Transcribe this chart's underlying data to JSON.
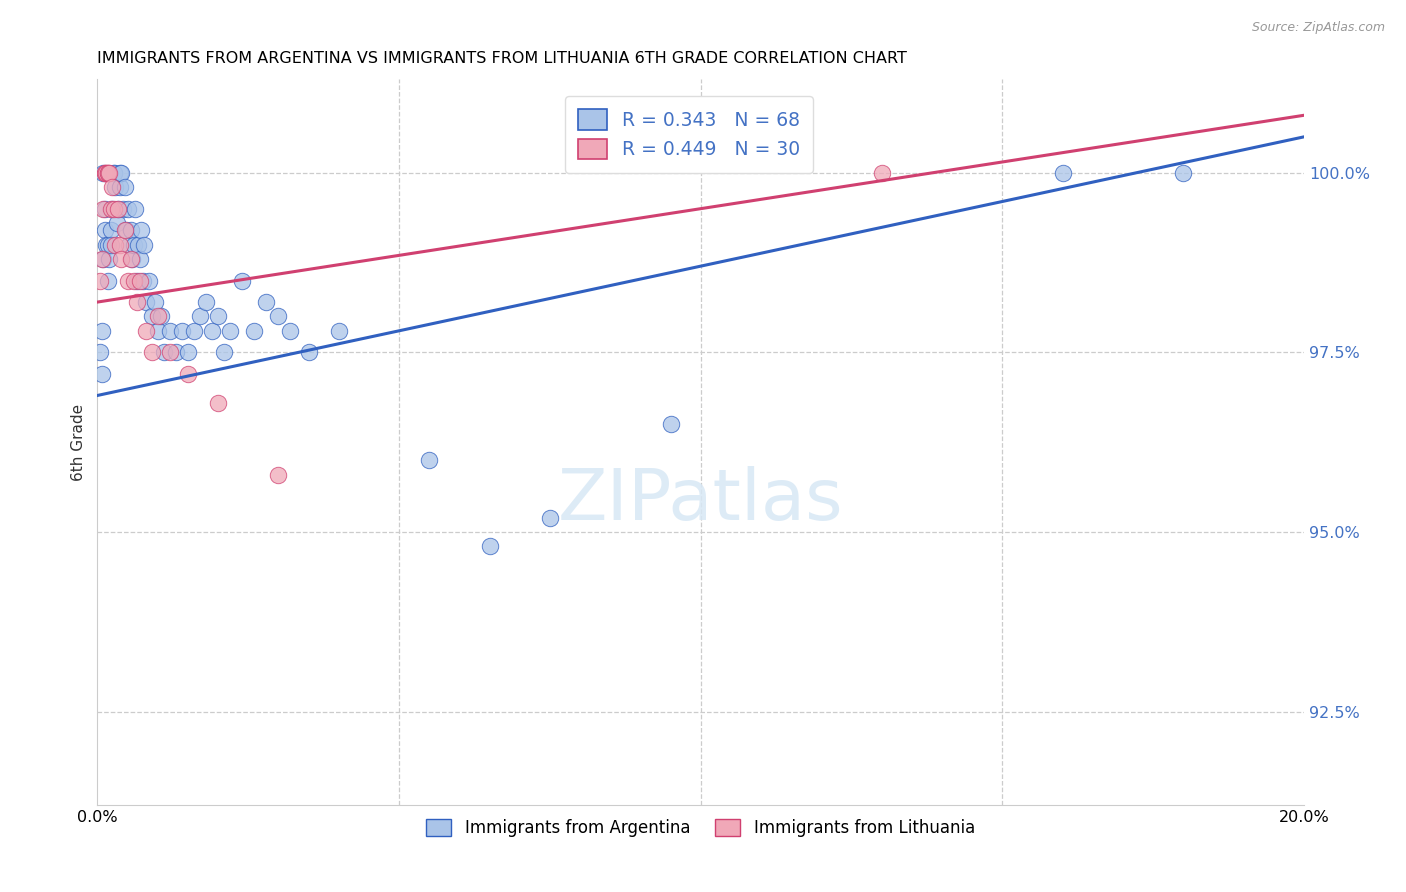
{
  "title": "IMMIGRANTS FROM ARGENTINA VS IMMIGRANTS FROM LITHUANIA 6TH GRADE CORRELATION CHART",
  "source": "Source: ZipAtlas.com",
  "ylabel": "6th Grade",
  "y_ticks": [
    92.5,
    95.0,
    97.5,
    100.0
  ],
  "y_tick_labels": [
    "92.5%",
    "95.0%",
    "97.5%",
    "100.0%"
  ],
  "x_range": [
    0.0,
    20.0
  ],
  "y_range": [
    91.2,
    101.3
  ],
  "R_argentina": 0.343,
  "N_argentina": 68,
  "R_lithuania": 0.449,
  "N_lithuania": 30,
  "argentina_color": "#aac4e8",
  "lithuania_color": "#f0a8b8",
  "line_argentina_color": "#3060c0",
  "line_lithuania_color": "#d04070",
  "arg_line_x0": 0.0,
  "arg_line_y0": 96.9,
  "arg_line_x1": 20.0,
  "arg_line_y1": 100.5,
  "lit_line_x0": 0.0,
  "lit_line_y0": 98.2,
  "lit_line_x1": 20.0,
  "lit_line_y1": 100.8,
  "argentina_x": [
    0.05,
    0.07,
    0.08,
    0.1,
    0.1,
    0.12,
    0.13,
    0.15,
    0.17,
    0.18,
    0.2,
    0.22,
    0.23,
    0.25,
    0.27,
    0.28,
    0.3,
    0.32,
    0.35,
    0.37,
    0.38,
    0.4,
    0.42,
    0.45,
    0.47,
    0.5,
    0.52,
    0.55,
    0.57,
    0.6,
    0.63,
    0.65,
    0.68,
    0.7,
    0.73,
    0.75,
    0.78,
    0.8,
    0.85,
    0.9,
    0.95,
    1.0,
    1.05,
    1.1,
    1.2,
    1.3,
    1.4,
    1.5,
    1.6,
    1.7,
    1.8,
    1.9,
    2.0,
    2.1,
    2.2,
    2.4,
    2.6,
    2.8,
    3.0,
    3.2,
    3.5,
    4.0,
    5.5,
    6.5,
    7.5,
    9.5,
    16.0,
    18.0
  ],
  "argentina_y": [
    97.5,
    97.2,
    97.8,
    98.8,
    100.0,
    99.2,
    99.5,
    99.0,
    98.5,
    99.0,
    98.8,
    99.2,
    99.0,
    99.5,
    100.0,
    100.0,
    99.8,
    99.3,
    99.5,
    99.8,
    100.0,
    100.0,
    99.5,
    99.8,
    99.2,
    99.5,
    99.0,
    99.2,
    98.8,
    99.0,
    99.5,
    98.5,
    99.0,
    98.8,
    99.2,
    98.5,
    99.0,
    98.2,
    98.5,
    98.0,
    98.2,
    97.8,
    98.0,
    97.5,
    97.8,
    97.5,
    97.8,
    97.5,
    97.8,
    98.0,
    98.2,
    97.8,
    98.0,
    97.5,
    97.8,
    98.5,
    97.8,
    98.2,
    98.0,
    97.8,
    97.5,
    97.8,
    96.0,
    94.8,
    95.2,
    96.5,
    100.0,
    100.0
  ],
  "lithuania_x": [
    0.05,
    0.08,
    0.1,
    0.12,
    0.13,
    0.15,
    0.17,
    0.18,
    0.2,
    0.22,
    0.25,
    0.27,
    0.3,
    0.35,
    0.38,
    0.4,
    0.45,
    0.5,
    0.55,
    0.6,
    0.65,
    0.7,
    0.8,
    0.9,
    1.0,
    1.2,
    1.5,
    2.0,
    3.0,
    13.0
  ],
  "lithuania_y": [
    98.5,
    98.8,
    99.5,
    100.0,
    100.0,
    100.0,
    100.0,
    100.0,
    100.0,
    99.5,
    99.8,
    99.5,
    99.0,
    99.5,
    99.0,
    98.8,
    99.2,
    98.5,
    98.8,
    98.5,
    98.2,
    98.5,
    97.8,
    97.5,
    98.0,
    97.5,
    97.2,
    96.8,
    95.8,
    100.0
  ],
  "legend_entries": [
    {
      "label": "Immigrants from Argentina",
      "color": "#aac4e8",
      "edge": "#3060c0"
    },
    {
      "label": "Immigrants from Lithuania",
      "color": "#f0a8b8",
      "edge": "#d04070"
    }
  ]
}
════
Copy every entry exactly as written. Pictures are excluded.

◆ **Written solution**:
Transcribe this chart's underlying data to JSON.
{
  "title": "IMMIGRANTS FROM ARGENTINA VS IMMIGRANTS FROM LITHUANIA 6TH GRADE CORRELATION CHART",
  "source": "Source: ZipAtlas.com",
  "ylabel": "6th Grade",
  "y_ticks": [
    92.5,
    95.0,
    97.5,
    100.0
  ],
  "y_tick_labels": [
    "92.5%",
    "95.0%",
    "97.5%",
    "100.0%"
  ],
  "x_range": [
    0.0,
    20.0
  ],
  "y_range": [
    91.2,
    101.3
  ],
  "R_argentina": 0.343,
  "N_argentina": 68,
  "R_lithuania": 0.449,
  "N_lithuania": 30,
  "argentina_color": "#aac4e8",
  "lithuania_color": "#f0a8b8",
  "line_argentina_color": "#3060c0",
  "line_lithuania_color": "#d04070",
  "arg_line_x0": 0.0,
  "arg_line_y0": 96.9,
  "arg_line_x1": 20.0,
  "arg_line_y1": 100.5,
  "lit_line_x0": 0.0,
  "lit_line_y0": 98.2,
  "lit_line_x1": 20.0,
  "lit_line_y1": 100.8,
  "argentina_x": [
    0.05,
    0.07,
    0.08,
    0.1,
    0.1,
    0.12,
    0.13,
    0.15,
    0.17,
    0.18,
    0.2,
    0.22,
    0.23,
    0.25,
    0.27,
    0.28,
    0.3,
    0.32,
    0.35,
    0.37,
    0.38,
    0.4,
    0.42,
    0.45,
    0.47,
    0.5,
    0.52,
    0.55,
    0.57,
    0.6,
    0.63,
    0.65,
    0.68,
    0.7,
    0.73,
    0.75,
    0.78,
    0.8,
    0.85,
    0.9,
    0.95,
    1.0,
    1.05,
    1.1,
    1.2,
    1.3,
    1.4,
    1.5,
    1.6,
    1.7,
    1.8,
    1.9,
    2.0,
    2.1,
    2.2,
    2.4,
    2.6,
    2.8,
    3.0,
    3.2,
    3.5,
    4.0,
    5.5,
    6.5,
    7.5,
    9.5,
    16.0,
    18.0
  ],
  "argentina_y": [
    97.5,
    97.2,
    97.8,
    98.8,
    100.0,
    99.2,
    99.5,
    99.0,
    98.5,
    99.0,
    98.8,
    99.2,
    99.0,
    99.5,
    100.0,
    100.0,
    99.8,
    99.3,
    99.5,
    99.8,
    100.0,
    100.0,
    99.5,
    99.8,
    99.2,
    99.5,
    99.0,
    99.2,
    98.8,
    99.0,
    99.5,
    98.5,
    99.0,
    98.8,
    99.2,
    98.5,
    99.0,
    98.2,
    98.5,
    98.0,
    98.2,
    97.8,
    98.0,
    97.5,
    97.8,
    97.5,
    97.8,
    97.5,
    97.8,
    98.0,
    98.2,
    97.8,
    98.0,
    97.5,
    97.8,
    98.5,
    97.8,
    98.2,
    98.0,
    97.8,
    97.5,
    97.8,
    96.0,
    94.8,
    95.2,
    96.5,
    100.0,
    100.0
  ],
  "lithuania_x": [
    0.05,
    0.08,
    0.1,
    0.12,
    0.13,
    0.15,
    0.17,
    0.18,
    0.2,
    0.22,
    0.25,
    0.27,
    0.3,
    0.35,
    0.38,
    0.4,
    0.45,
    0.5,
    0.55,
    0.6,
    0.65,
    0.7,
    0.8,
    0.9,
    1.0,
    1.2,
    1.5,
    2.0,
    3.0,
    13.0
  ],
  "lithuania_y": [
    98.5,
    98.8,
    99.5,
    100.0,
    100.0,
    100.0,
    100.0,
    100.0,
    100.0,
    99.5,
    99.8,
    99.5,
    99.0,
    99.5,
    99.0,
    98.8,
    99.2,
    98.5,
    98.8,
    98.5,
    98.2,
    98.5,
    97.8,
    97.5,
    98.0,
    97.5,
    97.2,
    96.8,
    95.8,
    100.0
  ],
  "legend_entries": [
    {
      "label": "Immigrants from Argentina",
      "color": "#aac4e8",
      "edge": "#3060c0"
    },
    {
      "label": "Immigrants from Lithuania",
      "color": "#f0a8b8",
      "edge": "#d04070"
    }
  ]
}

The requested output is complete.